GOAL OF THE EXERCISE — Could each entry be returned exactly as it appears?

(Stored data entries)
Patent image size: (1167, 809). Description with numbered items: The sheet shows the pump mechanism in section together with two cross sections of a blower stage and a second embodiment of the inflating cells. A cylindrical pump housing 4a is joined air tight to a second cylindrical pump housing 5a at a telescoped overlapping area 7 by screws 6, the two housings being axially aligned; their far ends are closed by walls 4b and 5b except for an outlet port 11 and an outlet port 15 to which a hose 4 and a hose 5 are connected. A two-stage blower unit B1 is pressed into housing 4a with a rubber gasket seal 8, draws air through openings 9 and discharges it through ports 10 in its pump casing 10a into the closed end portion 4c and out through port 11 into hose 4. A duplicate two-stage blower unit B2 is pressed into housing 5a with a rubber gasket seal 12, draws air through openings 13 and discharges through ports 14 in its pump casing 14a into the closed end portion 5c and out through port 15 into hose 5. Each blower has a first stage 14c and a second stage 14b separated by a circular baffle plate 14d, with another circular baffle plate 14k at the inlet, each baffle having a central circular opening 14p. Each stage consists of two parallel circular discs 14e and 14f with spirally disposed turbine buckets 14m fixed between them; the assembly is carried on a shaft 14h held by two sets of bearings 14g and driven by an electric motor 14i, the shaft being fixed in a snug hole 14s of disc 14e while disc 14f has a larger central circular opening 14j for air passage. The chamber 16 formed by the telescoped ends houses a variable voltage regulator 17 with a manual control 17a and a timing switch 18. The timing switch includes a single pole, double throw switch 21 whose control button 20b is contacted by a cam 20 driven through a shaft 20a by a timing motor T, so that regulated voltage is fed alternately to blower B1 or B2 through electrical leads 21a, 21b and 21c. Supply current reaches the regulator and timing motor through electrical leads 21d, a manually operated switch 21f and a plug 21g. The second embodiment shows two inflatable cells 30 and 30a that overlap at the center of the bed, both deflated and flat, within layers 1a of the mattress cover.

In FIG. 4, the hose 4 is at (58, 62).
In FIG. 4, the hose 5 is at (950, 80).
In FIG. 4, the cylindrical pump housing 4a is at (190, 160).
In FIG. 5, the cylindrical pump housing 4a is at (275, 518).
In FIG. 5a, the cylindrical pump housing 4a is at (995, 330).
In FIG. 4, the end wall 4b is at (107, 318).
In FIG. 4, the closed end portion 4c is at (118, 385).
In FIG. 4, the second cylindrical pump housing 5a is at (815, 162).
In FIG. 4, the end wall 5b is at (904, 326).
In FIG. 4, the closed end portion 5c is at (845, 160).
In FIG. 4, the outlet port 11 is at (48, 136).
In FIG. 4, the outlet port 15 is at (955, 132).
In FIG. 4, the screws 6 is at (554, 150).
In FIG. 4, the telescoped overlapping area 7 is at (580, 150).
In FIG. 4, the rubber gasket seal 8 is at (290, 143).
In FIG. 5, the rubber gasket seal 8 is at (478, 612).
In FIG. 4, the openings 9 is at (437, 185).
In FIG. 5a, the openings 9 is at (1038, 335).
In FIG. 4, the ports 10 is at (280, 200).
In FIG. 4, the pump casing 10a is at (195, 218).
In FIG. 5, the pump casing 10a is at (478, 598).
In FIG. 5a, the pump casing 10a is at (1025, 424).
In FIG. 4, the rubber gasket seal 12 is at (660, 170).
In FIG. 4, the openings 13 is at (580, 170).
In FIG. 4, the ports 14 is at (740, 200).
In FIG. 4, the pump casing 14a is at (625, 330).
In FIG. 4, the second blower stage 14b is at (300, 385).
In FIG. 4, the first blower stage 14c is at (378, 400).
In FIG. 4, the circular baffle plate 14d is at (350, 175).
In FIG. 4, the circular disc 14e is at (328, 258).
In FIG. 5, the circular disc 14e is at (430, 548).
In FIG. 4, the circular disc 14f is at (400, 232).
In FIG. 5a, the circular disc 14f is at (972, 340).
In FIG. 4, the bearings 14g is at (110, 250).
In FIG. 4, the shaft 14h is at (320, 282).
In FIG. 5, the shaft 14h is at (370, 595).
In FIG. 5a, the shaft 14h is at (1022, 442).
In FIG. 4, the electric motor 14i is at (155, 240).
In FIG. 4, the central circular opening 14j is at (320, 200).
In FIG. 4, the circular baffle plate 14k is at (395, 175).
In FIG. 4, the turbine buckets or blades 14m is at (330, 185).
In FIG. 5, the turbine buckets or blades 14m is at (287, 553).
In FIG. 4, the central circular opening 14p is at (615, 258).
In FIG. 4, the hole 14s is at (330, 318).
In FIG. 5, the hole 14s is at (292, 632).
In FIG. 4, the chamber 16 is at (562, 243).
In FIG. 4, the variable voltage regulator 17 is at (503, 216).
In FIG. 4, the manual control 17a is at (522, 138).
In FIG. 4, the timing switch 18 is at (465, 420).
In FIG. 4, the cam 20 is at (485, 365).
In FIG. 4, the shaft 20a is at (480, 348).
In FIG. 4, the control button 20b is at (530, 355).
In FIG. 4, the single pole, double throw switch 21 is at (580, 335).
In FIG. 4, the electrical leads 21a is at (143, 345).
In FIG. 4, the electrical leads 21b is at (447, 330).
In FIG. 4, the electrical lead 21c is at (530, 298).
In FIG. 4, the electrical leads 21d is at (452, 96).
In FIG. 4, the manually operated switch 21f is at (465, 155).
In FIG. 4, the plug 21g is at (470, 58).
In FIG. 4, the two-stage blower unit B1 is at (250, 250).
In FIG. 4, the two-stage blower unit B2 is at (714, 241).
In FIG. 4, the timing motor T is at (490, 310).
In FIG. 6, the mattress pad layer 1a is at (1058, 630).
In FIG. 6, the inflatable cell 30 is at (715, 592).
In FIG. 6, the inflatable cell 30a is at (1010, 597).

ANSWER BELOW —
Patent image size: (1167, 809). Description with numbered items: The sheet shows the pump mechanism in section together with two cross sections of a blower stage and a second embodiment of the inflating cells. A cylindrical pump housing 4a is joined air tight to a second cylindrical pump housing 5a at a telescoped overlapping area 7 by screws 6, the two housings being axially aligned; their far ends are closed by walls 4b and 5b except for an outlet port 11 and an outlet port 15 to which a hose 4 and a hose 5 are connected. A two-stage blower unit B1 is pressed into housing 4a with a rubber gasket seal 8, draws air through openings 9 and discharges it through ports 10 in its pump casing 10a into the closed end portion 4c and out through port 11 into hose 4. A duplicate two-stage blower unit B2 is pressed into housing 5a with a rubber gasket seal 12, draws air through openings 13 and discharges through ports 14 in its pump casing 14a into the closed end portion 5c and out through port 15 into hose 5. Each blower has a first stage 14c and a second stage 14b separated by a circular baffle plate 14d, with another circular baffle plate 14k at the inlet, each baffle having a central circular opening 14p. Each stage consists of two parallel circular discs 14e and 14f with spirally disposed turbine buckets 14m fixed between them; the assembly is carried on a shaft 14h held by two sets of bearings 14g and driven by an electric motor 14i, the shaft being fixed in a snug hole 14s of disc 14e while disc 14f has a larger central circular opening 14j for air passage. The chamber 16 formed by the telescoped ends houses a variable voltage regulator 17 with a manual control 17a and a timing switch 18. The timing switch includes a single pole, double throw switch 21 whose control button 20b is contacted by a cam 20 driven through a shaft 20a by a timing motor T, so that regulated voltage is fed alternately to blower B1 or B2 through electrical leads 21a, 21b and 21c. Supply current reaches the regulator and timing motor through electrical leads 21d, a manually operated switch 21f and a plug 21g. The second embodiment shows two inflatable cells 30 and 30a that overlap at the center of the bed, both deflated and flat, within layers 1a of the mattress cover.

In FIG. 4, the hose 4 is at (58, 62).
In FIG. 4, the hose 5 is at (950, 80).
In FIG. 4, the cylindrical pump housing 4a is at (190, 160).
In FIG. 5, the cylindrical pump housing 4a is at (275, 518).
In FIG. 5a, the cylindrical pump housing 4a is at (995, 330).
In FIG. 4, the end wall 4b is at (107, 318).
In FIG. 4, the closed end portion 4c is at (118, 385).
In FIG. 4, the second cylindrical pump housing 5a is at (815, 162).
In FIG. 4, the end wall 5b is at (904, 326).
In FIG. 4, the closed end portion 5c is at (845, 160).
In FIG. 4, the outlet port 11 is at (48, 136).
In FIG. 4, the outlet port 15 is at (955, 132).
In FIG. 4, the screws 6 is at (554, 150).
In FIG. 4, the telescoped overlapping area 7 is at (580, 150).
In FIG. 4, the rubber gasket seal 8 is at (290, 143).
In FIG. 5, the rubber gasket seal 8 is at (478, 612).
In FIG. 4, the openings 9 is at (437, 185).
In FIG. 5a, the openings 9 is at (1038, 335).
In FIG. 4, the ports 10 is at (280, 200).
In FIG. 4, the pump casing 10a is at (195, 218).
In FIG. 5, the pump casing 10a is at (478, 598).
In FIG. 5a, the pump casing 10a is at (1025, 424).
In FIG. 4, the rubber gasket seal 12 is at (660, 170).
In FIG. 4, the openings 13 is at (580, 170).
In FIG. 4, the ports 14 is at (740, 200).
In FIG. 4, the pump casing 14a is at (625, 330).
In FIG. 4, the second blower stage 14b is at (300, 385).
In FIG. 4, the first blower stage 14c is at (378, 400).
In FIG. 4, the circular baffle plate 14d is at (350, 175).
In FIG. 4, the circular disc 14e is at (328, 258).
In FIG. 5, the circular disc 14e is at (430, 548).
In FIG. 4, the circular disc 14f is at (400, 232).
In FIG. 5a, the circular disc 14f is at (972, 340).
In FIG. 4, the bearings 14g is at (110, 250).
In FIG. 4, the shaft 14h is at (320, 282).
In FIG. 5, the shaft 14h is at (370, 595).
In FIG. 5a, the shaft 14h is at (1022, 442).
In FIG. 4, the electric motor 14i is at (155, 240).
In FIG. 4, the central circular opening 14j is at (320, 200).
In FIG. 4, the circular baffle plate 14k is at (395, 175).
In FIG. 4, the turbine buckets or blades 14m is at (330, 185).
In FIG. 5, the turbine buckets or blades 14m is at (287, 553).
In FIG. 4, the central circular opening 14p is at (615, 258).
In FIG. 4, the hole 14s is at (330, 318).
In FIG. 5, the hole 14s is at (292, 632).
In FIG. 4, the chamber 16 is at (562, 243).
In FIG. 4, the variable voltage regulator 17 is at (503, 216).
In FIG. 4, the manual control 17a is at (522, 138).
In FIG. 4, the timing switch 18 is at (465, 420).
In FIG. 4, the cam 20 is at (485, 365).
In FIG. 4, the shaft 20a is at (480, 348).
In FIG. 4, the control button 20b is at (530, 355).
In FIG. 4, the single pole, double throw switch 21 is at (580, 335).
In FIG. 4, the electrical leads 21a is at (143, 345).
In FIG. 4, the electrical leads 21b is at (447, 330).
In FIG. 4, the electrical lead 21c is at (530, 298).
In FIG. 4, the electrical leads 21d is at (452, 96).
In FIG. 4, the manually operated switch 21f is at (465, 155).
In FIG. 4, the plug 21g is at (470, 58).
In FIG. 4, the two-stage blower unit B1 is at (250, 250).
In FIG. 4, the two-stage blower unit B2 is at (714, 241).
In FIG. 4, the timing motor T is at (490, 310).
In FIG. 6, the mattress pad layer 1a is at (1058, 630).
In FIG. 6, the inflatable cell 30 is at (715, 592).
In FIG. 6, the inflatable cell 30a is at (1010, 597).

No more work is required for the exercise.